(WRITTEN REQUEST):
Present every line in which the string "ดภาคเร" appears.

[BEGIN]

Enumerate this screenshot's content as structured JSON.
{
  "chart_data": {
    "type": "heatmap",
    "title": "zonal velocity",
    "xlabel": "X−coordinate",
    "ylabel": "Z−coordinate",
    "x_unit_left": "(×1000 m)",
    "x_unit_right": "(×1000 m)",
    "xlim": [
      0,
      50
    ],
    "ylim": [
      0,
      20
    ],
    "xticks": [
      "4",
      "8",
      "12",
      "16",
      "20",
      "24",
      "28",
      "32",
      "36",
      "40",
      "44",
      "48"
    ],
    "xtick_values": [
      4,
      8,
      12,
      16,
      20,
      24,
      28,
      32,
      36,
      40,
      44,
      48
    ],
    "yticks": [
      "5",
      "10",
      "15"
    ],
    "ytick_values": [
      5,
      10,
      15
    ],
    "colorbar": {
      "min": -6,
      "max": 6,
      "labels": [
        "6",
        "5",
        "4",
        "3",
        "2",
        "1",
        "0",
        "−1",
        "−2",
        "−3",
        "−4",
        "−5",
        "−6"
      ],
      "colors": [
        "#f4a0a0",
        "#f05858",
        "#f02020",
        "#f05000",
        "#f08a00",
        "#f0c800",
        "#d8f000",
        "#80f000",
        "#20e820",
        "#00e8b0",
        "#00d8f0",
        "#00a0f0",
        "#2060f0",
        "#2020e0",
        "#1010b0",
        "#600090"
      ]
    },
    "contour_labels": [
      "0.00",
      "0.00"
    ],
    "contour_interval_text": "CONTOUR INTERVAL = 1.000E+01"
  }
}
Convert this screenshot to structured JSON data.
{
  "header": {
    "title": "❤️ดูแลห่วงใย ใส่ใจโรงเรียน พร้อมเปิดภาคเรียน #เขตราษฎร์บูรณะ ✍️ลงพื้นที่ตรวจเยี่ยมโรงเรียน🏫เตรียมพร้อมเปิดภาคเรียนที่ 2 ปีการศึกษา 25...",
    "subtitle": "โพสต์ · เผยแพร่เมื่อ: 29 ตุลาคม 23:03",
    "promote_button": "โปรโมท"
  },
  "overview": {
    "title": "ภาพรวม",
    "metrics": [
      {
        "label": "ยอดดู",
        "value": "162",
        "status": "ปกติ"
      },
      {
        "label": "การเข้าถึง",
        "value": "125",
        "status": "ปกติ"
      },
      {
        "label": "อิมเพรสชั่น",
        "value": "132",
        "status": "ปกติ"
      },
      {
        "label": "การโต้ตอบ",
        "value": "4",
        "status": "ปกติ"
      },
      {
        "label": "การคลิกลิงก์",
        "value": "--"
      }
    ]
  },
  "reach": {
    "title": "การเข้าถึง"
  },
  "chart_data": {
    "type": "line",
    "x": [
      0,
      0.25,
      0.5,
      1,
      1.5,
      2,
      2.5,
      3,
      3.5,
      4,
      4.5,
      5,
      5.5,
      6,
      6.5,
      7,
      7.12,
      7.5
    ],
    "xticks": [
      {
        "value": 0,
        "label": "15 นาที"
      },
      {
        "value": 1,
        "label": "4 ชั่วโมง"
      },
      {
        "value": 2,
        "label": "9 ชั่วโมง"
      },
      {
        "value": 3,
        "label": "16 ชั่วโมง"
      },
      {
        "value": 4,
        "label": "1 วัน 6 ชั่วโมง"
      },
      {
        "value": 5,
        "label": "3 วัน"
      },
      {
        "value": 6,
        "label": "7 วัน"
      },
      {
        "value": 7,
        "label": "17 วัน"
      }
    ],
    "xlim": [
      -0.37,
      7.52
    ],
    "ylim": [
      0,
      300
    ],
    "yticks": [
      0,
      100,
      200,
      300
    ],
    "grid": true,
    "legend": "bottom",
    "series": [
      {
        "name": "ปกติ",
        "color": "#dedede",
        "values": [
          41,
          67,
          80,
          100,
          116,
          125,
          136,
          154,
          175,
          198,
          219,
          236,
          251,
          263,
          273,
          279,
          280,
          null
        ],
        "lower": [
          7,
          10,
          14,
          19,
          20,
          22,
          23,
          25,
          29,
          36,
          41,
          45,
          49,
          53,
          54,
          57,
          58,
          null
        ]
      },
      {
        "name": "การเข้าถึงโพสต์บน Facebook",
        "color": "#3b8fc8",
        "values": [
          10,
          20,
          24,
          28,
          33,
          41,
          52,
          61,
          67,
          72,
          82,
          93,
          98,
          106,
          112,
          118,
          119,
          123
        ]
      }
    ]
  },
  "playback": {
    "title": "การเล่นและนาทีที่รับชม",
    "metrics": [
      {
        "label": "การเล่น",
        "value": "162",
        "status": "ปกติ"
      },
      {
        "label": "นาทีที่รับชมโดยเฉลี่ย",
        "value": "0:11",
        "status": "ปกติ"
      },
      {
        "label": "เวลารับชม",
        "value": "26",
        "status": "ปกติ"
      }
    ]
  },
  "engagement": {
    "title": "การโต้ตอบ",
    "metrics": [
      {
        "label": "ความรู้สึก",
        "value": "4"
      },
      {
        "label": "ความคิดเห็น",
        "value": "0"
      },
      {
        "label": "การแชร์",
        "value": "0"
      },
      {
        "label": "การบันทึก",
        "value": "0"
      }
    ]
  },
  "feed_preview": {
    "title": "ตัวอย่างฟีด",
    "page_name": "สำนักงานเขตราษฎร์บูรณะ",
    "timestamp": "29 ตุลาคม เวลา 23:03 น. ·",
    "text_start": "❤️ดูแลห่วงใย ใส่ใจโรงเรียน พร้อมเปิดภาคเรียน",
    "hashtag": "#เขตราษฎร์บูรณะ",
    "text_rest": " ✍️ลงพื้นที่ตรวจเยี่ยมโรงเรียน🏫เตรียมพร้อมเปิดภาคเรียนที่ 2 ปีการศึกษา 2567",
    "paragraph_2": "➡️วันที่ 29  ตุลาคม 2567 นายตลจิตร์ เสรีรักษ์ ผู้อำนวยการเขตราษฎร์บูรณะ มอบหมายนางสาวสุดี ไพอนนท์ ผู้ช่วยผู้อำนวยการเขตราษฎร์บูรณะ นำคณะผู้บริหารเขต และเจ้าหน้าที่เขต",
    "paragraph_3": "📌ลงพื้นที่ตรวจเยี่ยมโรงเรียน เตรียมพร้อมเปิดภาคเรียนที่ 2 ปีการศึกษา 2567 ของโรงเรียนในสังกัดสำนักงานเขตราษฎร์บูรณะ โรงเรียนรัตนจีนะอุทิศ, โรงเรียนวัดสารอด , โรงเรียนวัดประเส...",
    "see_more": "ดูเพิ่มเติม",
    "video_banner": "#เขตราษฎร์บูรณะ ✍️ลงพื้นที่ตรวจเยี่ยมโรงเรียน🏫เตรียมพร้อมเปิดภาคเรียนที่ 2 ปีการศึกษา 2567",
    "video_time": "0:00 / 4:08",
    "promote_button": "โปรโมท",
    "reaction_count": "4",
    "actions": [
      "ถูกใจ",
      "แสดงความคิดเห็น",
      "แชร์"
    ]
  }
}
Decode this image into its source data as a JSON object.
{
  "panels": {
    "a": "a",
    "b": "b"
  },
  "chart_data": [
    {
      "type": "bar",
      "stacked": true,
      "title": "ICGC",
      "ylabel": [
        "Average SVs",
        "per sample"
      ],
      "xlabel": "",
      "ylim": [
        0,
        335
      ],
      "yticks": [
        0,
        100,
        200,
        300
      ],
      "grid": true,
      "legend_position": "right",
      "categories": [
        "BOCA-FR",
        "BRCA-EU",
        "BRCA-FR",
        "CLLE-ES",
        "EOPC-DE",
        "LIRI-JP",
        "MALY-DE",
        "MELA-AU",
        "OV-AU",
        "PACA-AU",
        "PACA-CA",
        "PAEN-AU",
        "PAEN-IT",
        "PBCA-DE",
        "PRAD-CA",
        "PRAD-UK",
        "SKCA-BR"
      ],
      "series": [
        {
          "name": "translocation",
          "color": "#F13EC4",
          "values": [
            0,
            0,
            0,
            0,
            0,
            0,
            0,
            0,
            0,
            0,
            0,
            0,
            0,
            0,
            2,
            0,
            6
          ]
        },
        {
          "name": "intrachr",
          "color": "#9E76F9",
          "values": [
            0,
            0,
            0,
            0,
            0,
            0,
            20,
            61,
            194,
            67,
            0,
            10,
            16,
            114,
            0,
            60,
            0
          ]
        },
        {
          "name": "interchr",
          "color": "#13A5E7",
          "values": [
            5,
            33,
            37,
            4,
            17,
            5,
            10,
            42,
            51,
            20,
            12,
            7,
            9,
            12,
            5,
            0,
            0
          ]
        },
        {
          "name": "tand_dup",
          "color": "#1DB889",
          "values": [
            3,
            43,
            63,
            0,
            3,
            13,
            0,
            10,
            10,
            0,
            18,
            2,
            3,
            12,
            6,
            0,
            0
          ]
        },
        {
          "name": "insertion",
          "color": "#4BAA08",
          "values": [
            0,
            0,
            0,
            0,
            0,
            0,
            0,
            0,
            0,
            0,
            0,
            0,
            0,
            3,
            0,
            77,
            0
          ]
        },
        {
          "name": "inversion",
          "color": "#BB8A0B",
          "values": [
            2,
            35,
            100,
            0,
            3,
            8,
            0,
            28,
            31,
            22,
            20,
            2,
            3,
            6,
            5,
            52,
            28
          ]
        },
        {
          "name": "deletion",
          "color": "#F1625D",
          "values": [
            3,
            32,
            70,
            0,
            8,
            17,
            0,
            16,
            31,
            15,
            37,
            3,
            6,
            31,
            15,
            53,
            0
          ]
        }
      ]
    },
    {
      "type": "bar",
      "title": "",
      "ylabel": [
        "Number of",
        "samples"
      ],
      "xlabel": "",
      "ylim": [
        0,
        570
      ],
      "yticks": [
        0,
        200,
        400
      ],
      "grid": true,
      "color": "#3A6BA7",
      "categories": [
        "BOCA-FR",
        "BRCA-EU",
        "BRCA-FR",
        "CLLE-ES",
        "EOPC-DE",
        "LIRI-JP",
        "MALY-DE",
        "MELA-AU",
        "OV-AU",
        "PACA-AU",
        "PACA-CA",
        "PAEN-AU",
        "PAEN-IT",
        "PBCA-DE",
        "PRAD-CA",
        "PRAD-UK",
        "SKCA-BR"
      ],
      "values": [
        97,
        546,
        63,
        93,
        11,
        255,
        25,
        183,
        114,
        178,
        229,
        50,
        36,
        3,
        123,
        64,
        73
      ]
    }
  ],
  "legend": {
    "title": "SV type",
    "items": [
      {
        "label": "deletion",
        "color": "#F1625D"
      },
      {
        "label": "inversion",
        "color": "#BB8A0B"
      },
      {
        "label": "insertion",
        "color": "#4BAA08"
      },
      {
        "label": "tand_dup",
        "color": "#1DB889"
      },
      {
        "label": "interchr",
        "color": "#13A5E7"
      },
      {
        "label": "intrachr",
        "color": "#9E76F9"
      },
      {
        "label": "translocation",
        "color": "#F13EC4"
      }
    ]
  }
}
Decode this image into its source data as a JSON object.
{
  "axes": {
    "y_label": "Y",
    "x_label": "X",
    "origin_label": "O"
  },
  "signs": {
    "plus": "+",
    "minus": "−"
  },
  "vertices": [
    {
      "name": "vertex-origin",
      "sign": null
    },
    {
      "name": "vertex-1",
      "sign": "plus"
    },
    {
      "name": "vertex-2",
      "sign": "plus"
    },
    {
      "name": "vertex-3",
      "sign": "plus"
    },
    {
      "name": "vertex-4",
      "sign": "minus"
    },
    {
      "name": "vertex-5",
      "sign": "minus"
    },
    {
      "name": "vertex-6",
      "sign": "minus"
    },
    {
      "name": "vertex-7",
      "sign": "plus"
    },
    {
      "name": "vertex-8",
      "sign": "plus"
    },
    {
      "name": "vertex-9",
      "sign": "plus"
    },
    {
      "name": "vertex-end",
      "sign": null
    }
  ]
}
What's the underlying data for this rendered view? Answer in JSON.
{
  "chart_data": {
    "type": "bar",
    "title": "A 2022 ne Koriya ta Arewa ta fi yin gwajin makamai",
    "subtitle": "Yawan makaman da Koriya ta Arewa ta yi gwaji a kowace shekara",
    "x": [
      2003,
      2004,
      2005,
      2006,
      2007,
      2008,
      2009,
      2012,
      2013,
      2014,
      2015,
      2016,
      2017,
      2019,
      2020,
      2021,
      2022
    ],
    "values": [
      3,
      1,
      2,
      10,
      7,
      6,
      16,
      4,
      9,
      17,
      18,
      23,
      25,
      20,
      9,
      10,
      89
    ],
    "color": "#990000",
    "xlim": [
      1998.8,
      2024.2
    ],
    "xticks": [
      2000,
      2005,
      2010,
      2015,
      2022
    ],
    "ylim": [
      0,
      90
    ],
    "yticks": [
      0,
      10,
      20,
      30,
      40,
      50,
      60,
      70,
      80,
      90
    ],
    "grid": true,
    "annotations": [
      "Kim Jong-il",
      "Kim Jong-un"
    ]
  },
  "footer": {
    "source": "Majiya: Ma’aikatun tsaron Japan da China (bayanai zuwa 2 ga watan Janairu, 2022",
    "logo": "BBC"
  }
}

[END]

(SOLUTION TO THE PROBLEM):
    "title": "❤️ดูแลห่วงใย ใส่ใจโรงเรียน พร้อมเปิดภาคเรียน #เขตราษฎร์บูรณะ ✍️ลงพื้นที่ตรวจเยี่ยมโรงเรียน🏫เตรียมพร้อมเปิดภาคเรียนที่ 2 ปีการศึกษา 25...",
    "text_start": "❤️ดูแลห่วงใย ใส่ใจโรงเรียน พร้อมเปิดภาคเรียน",
    "text_rest": " ✍️ลงพื้นที่ตรวจเยี่ยมโรงเรียน🏫เตรียมพร้อมเปิดภาคเรียนที่ 2 ปีการศึกษา 2567",
    "paragraph_3": "📌ลงพื้นที่ตรวจเยี่ยมโรงเรียน เตรียมพร้อมเปิดภาคเรียนที่ 2 ปีการศึกษา 2567 ของโรงเรียนในสังกัดสำนักงานเขตราษฎร์บูรณะ โรงเรียนรัตนจีนะอุทิศ, โรงเรียนวัดสารอด , โรงเรียนวัดประเส...",
    "video_banner": "#เขตราษฎร์บูรณะ ✍️ลงพื้นที่ตรวจเยี่ยมโรงเรียน🏫เตรียมพร้อมเปิดภาคเรียนที่ 2 ปีการศึกษา 2567",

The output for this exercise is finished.